Please write out the complete listing that follows, exactly as it reads.
□ □ □
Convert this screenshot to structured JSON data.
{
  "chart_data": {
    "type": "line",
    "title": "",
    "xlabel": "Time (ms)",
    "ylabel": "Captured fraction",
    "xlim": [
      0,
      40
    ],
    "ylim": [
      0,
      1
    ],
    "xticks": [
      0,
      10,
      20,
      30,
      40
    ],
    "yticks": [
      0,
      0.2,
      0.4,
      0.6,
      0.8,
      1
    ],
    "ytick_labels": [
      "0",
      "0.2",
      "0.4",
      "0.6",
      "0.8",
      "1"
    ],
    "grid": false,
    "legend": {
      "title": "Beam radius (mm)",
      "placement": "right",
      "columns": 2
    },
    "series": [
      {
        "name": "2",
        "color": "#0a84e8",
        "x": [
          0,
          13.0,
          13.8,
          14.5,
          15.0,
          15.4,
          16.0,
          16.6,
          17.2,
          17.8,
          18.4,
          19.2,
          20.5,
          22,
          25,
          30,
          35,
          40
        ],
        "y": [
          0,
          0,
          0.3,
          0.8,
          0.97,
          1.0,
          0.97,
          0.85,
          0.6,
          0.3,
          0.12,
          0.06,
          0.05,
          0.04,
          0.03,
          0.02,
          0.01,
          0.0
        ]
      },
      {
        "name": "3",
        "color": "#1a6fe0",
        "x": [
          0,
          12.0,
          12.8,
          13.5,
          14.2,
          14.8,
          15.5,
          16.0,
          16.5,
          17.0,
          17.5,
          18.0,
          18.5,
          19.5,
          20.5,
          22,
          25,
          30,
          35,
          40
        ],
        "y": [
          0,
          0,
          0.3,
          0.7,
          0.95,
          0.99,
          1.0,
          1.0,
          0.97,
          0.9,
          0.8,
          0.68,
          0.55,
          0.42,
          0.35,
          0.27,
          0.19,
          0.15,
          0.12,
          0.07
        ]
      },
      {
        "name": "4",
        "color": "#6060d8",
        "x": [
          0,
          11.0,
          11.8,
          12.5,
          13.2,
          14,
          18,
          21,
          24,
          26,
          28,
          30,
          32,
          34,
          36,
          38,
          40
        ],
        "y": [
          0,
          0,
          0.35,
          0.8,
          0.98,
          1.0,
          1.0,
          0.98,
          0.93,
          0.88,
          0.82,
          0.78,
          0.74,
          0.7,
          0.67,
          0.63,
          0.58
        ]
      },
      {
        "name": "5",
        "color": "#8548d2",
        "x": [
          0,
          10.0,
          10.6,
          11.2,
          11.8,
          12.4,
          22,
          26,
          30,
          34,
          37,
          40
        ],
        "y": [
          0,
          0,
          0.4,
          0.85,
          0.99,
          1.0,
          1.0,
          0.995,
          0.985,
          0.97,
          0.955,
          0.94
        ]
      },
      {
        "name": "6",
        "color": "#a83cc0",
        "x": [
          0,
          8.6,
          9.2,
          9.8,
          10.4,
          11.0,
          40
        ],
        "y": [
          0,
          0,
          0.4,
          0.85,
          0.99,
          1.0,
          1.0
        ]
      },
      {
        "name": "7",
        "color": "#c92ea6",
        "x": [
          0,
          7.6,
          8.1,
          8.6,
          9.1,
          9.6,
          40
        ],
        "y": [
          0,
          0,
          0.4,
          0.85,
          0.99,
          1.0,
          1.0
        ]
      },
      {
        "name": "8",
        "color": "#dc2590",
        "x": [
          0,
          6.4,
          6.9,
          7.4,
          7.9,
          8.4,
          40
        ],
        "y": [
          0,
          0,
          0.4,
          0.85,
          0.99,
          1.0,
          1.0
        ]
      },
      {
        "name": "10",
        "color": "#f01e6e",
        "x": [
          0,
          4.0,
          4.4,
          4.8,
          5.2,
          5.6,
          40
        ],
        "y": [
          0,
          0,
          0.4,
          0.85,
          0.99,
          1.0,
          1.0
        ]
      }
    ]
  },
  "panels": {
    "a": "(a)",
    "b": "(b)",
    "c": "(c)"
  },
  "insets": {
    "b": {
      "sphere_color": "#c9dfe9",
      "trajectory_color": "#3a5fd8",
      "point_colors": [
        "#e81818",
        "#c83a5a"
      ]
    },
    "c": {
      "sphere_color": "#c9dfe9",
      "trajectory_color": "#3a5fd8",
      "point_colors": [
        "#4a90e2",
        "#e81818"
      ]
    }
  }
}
□ □ □
IN RESPONSE:
Convert this screenshot to structured JSON data.
{
  "chart_data": {
    "type": "line",
    "title": "",
    "xlabel": "Time (ms)",
    "ylabel": "Captured fraction",
    "xlim": [
      0,
      40
    ],
    "ylim": [
      0,
      1
    ],
    "xticks": [
      0,
      10,
      20,
      30,
      40
    ],
    "yticks": [
      0,
      0.2,
      0.4,
      0.6,
      0.8,
      1
    ],
    "ytick_labels": [
      "0",
      "0.2",
      "0.4",
      "0.6",
      "0.8",
      "1"
    ],
    "grid": false,
    "legend": {
      "title": "Beam radius (mm)",
      "placement": "right",
      "columns": 2
    },
    "series": [
      {
        "name": "2",
        "color": "#0a84e8",
        "x": [
          0,
          13.0,
          13.8,
          14.5,
          15.0,
          15.4,
          16.0,
          16.6,
          17.2,
          17.8,
          18.4,
          19.2,
          20.5,
          22,
          25,
          30,
          35,
          40
        ],
        "y": [
          0,
          0,
          0.3,
          0.8,
          0.97,
          1.0,
          0.97,
          0.85,
          0.6,
          0.3,
          0.12,
          0.06,
          0.05,
          0.04,
          0.03,
          0.02,
          0.01,
          0.0
        ]
      },
      {
        "name": "3",
        "color": "#1a6fe0",
        "x": [
          0,
          12.0,
          12.8,
          13.5,
          14.2,
          14.8,
          15.5,
          16.0,
          16.5,
          17.0,
          17.5,
          18.0,
          18.5,
          19.5,
          20.5,
          22,
          25,
          30,
          35,
          40
        ],
        "y": [
          0,
          0,
          0.3,
          0.7,
          0.95,
          0.99,
          1.0,
          1.0,
          0.97,
          0.9,
          0.8,
          0.68,
          0.55,
          0.42,
          0.35,
          0.27,
          0.19,
          0.15,
          0.12,
          0.07
        ]
      },
      {
        "name": "4",
        "color": "#6060d8",
        "x": [
          0,
          11.0,
          11.8,
          12.5,
          13.2,
          14,
          18,
          21,
          24,
          26,
          28,
          30,
          32,
          34,
          36,
          38,
          40
        ],
        "y": [
          0,
          0,
          0.35,
          0.8,
          0.98,
          1.0,
          1.0,
          0.98,
          0.93,
          0.88,
          0.82,
          0.78,
          0.74,
          0.7,
          0.67,
          0.63,
          0.58
        ]
      },
      {
        "name": "5",
        "color": "#8548d2",
        "x": [
          0,
          10.0,
          10.6,
          11.2,
          11.8,
          12.4,
          22,
          26,
          30,
          34,
          37,
          40
        ],
        "y": [
          0,
          0,
          0.4,
          0.85,
          0.99,
          1.0,
          1.0,
          0.995,
          0.985,
          0.97,
          0.955,
          0.94
        ]
      },
      {
        "name": "6",
        "color": "#a83cc0",
        "x": [
          0,
          8.6,
          9.2,
          9.8,
          10.4,
          11.0,
          40
        ],
        "y": [
          0,
          0,
          0.4,
          0.85,
          0.99,
          1.0,
          1.0
        ]
      },
      {
        "name": "7",
        "color": "#c92ea6",
        "x": [
          0,
          7.6,
          8.1,
          8.6,
          9.1,
          9.6,
          40
        ],
        "y": [
          0,
          0,
          0.4,
          0.85,
          0.99,
          1.0,
          1.0
        ]
      },
      {
        "name": "8",
        "color": "#dc2590",
        "x": [
          0,
          6.4,
          6.9,
          7.4,
          7.9,
          8.4,
          40
        ],
        "y": [
          0,
          0,
          0.4,
          0.85,
          0.99,
          1.0,
          1.0
        ]
      },
      {
        "name": "10",
        "color": "#f01e6e",
        "x": [
          0,
          4.0,
          4.4,
          4.8,
          5.2,
          5.6,
          40
        ],
        "y": [
          0,
          0,
          0.4,
          0.85,
          0.99,
          1.0,
          1.0
        ]
      }
    ]
  },
  "panels": {
    "a": "(a)",
    "b": "(b)",
    "c": "(c)"
  },
  "insets": {
    "b": {
      "sphere_color": "#c9dfe9",
      "trajectory_color": "#3a5fd8",
      "point_colors": [
        "#e81818",
        "#c83a5a"
      ]
    },
    "c": {
      "sphere_color": "#c9dfe9",
      "trajectory_color": "#3a5fd8",
      "point_colors": [
        "#4a90e2",
        "#e81818"
      ]
    }
  }
}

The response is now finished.